**WHAT YOU ARE ASKED TO DO**
Provide only the number of lines in the data below that contain the word "Capital".

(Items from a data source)
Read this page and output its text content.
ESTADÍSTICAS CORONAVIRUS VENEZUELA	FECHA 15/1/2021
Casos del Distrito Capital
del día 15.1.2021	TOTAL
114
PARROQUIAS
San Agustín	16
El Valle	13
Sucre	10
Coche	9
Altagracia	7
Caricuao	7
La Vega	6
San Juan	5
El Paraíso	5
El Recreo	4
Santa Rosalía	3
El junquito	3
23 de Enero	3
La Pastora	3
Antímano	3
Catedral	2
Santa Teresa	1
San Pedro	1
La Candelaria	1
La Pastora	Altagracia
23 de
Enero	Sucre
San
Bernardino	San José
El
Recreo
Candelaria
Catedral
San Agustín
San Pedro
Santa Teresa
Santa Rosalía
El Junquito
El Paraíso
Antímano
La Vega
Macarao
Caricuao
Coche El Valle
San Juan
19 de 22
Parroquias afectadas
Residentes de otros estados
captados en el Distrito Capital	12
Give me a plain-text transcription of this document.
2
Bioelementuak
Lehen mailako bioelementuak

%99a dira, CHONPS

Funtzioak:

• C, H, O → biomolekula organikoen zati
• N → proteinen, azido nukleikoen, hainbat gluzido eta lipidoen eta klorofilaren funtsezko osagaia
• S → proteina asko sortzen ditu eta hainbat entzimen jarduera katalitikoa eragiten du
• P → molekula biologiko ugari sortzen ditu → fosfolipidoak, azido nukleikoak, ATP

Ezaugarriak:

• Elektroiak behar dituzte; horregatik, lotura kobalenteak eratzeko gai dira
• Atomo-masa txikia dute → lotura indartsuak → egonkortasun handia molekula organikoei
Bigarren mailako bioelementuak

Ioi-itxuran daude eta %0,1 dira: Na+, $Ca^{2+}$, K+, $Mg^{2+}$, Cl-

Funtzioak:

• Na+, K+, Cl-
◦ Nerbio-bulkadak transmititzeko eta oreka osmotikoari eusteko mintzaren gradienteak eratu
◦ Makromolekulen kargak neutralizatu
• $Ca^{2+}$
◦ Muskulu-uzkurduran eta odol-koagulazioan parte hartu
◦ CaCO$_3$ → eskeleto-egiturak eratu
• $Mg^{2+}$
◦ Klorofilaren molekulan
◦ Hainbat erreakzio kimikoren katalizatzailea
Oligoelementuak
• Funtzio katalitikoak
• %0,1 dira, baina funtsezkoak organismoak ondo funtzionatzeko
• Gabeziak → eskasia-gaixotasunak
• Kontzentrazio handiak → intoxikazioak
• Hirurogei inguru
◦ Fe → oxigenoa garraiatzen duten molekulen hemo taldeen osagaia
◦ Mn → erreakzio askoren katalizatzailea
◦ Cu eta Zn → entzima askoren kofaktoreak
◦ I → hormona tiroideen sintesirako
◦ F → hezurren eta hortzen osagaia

**COMPLETED EXERCISE**
2